__Stated problem__.
Exactly repeat all the records below, omitting the images they hold.

__Record set__.
______________________________
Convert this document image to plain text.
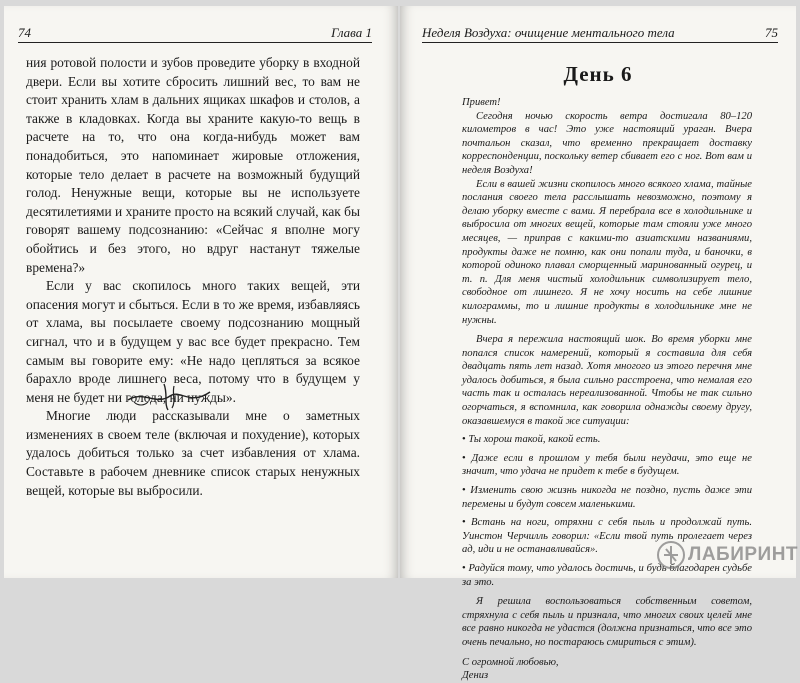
74	Глава 1

ния ротовой полости и зубов проведите уборку в входной двери. Если вы хотите сбросить лишний вес, то вам не стоит хранить хлам в дальних ящиках шкафов и столов, а также в кладовках. Когда вы храните какую-то вещь в расчете на то, что она когда-нибудь может вам понадобиться, это напоминает жировые отложения, которые тело делает в расчете на возможный будущий голод. Ненужные вещи, которые вы не используете десятилетиями и храните просто на всякий случай, как бы говорят вашему подсознанию: «Сейчас я вполне могу обойтись и без этого, но вдруг настанут тяжелые времена?»

Если у вас скопилось много таких вещей, эти опасения могут и сбыться. Если в то же время, избавляясь от хлама, вы посылаете своему подсознанию мощный сигнал, что и в будущем у вас все будет прекрасно. Тем самым вы говорите ему: «Не надо цепляться за всякое барахло вроде лишнего веса, потому что в будущем у меня не будет ни голода, ни нужды».

Многие люди рассказывали мне о заметных изменениях в своем теле (включая и похудение), которых удалось добиться только за счет избавления от хлама. Составьте в рабочем дневнике список старых ненужных вещей, которые вы выбросили.

Неделя Воздуха: очищение ментального тела	75
День 6

Привет!

Сегодня ночью скорость ветра достигала 80–120 километров в час! Это уже настоящий ураган. Вчера почтальон сказал, что временно прекращает доставку корреспонденции, поскольку ветер сбивает его с ног. Вот вам и неделя Воздуха!

Если в вашей жизни скопилось много всякого хлама, тайные послания своего тела расслышать невозможно, поэтому я делаю уборку вместе с вами. Я перебрала все в холодильнике и выбросила от многих вещей, которые там стояли уже много месяцев, — приправ с какими-то азиатскими названиями, продукты даже не помню, как они попали туда, и баночки, в которой одиноко плавал сморщенный маринованный огурец, и т. п. Для меня чистый холодильник символизирует тело, свободное от лишнего. Я не хочу носить на себе лишние килограммы, то и лишние продукты в холодильнике мне не нужны.

Вчера я пережила настоящий шок. Во время уборки мне попался список намерений, который я составила для себя двадцать пять лет назад. Хотя многого из этого перечня мне удалось добиться, я была сильно расстроена, что немалая его часть так и осталась нереализованной. Чтобы не так сильно огорчаться, я вспомнила, как говорила однажды своему другу, оказавшемуся в такой же ситуации:

• Ты хорош такой, какой есть.

• Даже если в прошлом у тебя были неудачи, это еще не значит, что удача не придет к тебе в будущем.

• Изменить свою жизнь никогда не поздно, пусть даже эти перемены и будут совсем маленькими.

• Встань на ноги, отряхни с себя пыль и продолжай путь. Уинстон Черчилль говорил: «Если твой путь пролегает через ад, иди и не останавливайся».

• Радуйся тому, что удалось достичь, и будь благодарен судьбе за это.

Я решила воспользоваться собственным советом, стряхнула с себя пыль и признала, что многих своих целей мне все равно никогда не удастся (должна признаться, что все это очень печально, но постараюсь смириться с этим).

С огромной любовью,

Дениз

ЛАБИРИНТ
______________________________
__Exercise response__.
Convert this document image to plain text.
74	Глава 1

ния ротовой полости и зубов проведите уборку в входной двери. Если вы хотите сбросить лишний вес, то вам не стоит хранить хлам в дальних ящиках шкафов и столов, а также в кладовках. Когда вы храните какую-то вещь в расчете на то, что она когда-нибудь может вам понадобиться, это напоминает жировые отложения, которые тело делает в расчете на возможный будущий голод. Ненужные вещи, которые вы не используете десятилетиями и храните просто на всякий случай, как бы говорят вашему подсознанию: «Сейчас я вполне могу обойтись и без этого, но вдруг настанут тяжелые времена?»

Если у вас скопилось много таких вещей, эти опасения могут и сбыться. Если в то же время, избавляясь от хлама, вы посылаете своему подсознанию мощный сигнал, что и в будущем у вас все будет прекрасно. Тем самым вы говорите ему: «Не надо цепляться за всякое барахло вроде лишнего веса, потому что в будущем у меня не будет ни голода, ни нужды».

Многие люди рассказывали мне о заметных изменениях в своем теле (включая и похудение), которых удалось добиться только за счет избавления от хлама. Составьте в рабочем дневнике список старых ненужных вещей, которые вы выбросили.

Неделя Воздуха: очищение ментального тела	75
День 6

Привет!

Сегодня ночью скорость ветра достигала 80–120 километров в час! Это уже настоящий ураган. Вчера почтальон сказал, что временно прекращает доставку корреспонденции, поскольку ветер сбивает его с ног. Вот вам и неделя Воздуха!

Если в вашей жизни скопилось много всякого хлама, тайные послания своего тела расслышать невозможно, поэтому я делаю уборку вместе с вами. Я перебрала все в холодильнике и выбросила от многих вещей, которые там стояли уже много месяцев, — приправ с какими-то азиатскими названиями, продукты даже не помню, как они попали туда, и баночки, в которой одиноко плавал сморщенный маринованный огурец, и т. п. Для меня чистый холодильник символизирует тело, свободное от лишнего. Я не хочу носить на себе лишние килограммы, то и лишние продукты в холодильнике мне не нужны.

Вчера я пережила настоящий шок. Во время уборки мне попался список намерений, который я составила для себя двадцать пять лет назад. Хотя многого из этого перечня мне удалось добиться, я была сильно расстроена, что немалая его часть так и осталась нереализованной. Чтобы не так сильно огорчаться, я вспомнила, как говорила однажды своему другу, оказавшемуся в такой же ситуации:

• Ты хорош такой, какой есть.

• Даже если в прошлом у тебя были неудачи, это еще не значит, что удача не придет к тебе в будущем.

• Изменить свою жизнь никогда не поздно, пусть даже эти перемены и будут совсем маленькими.

• Встань на ноги, отряхни с себя пыль и продолжай путь. Уинстон Черчилль говорил: «Если твой путь пролегает через ад, иди и не останавливайся».

• Радуйся тому, что удалось достичь, и будь благодарен судьбе за это.

Я решила воспользоваться собственным советом, стряхнула с себя пыль и признала, что многих своих целей мне все равно никогда не удастся (должна признаться, что все это очень печально, но постараюсь смириться с этим).

С огромной любовью,

Дениз

ЛАБИРИНТ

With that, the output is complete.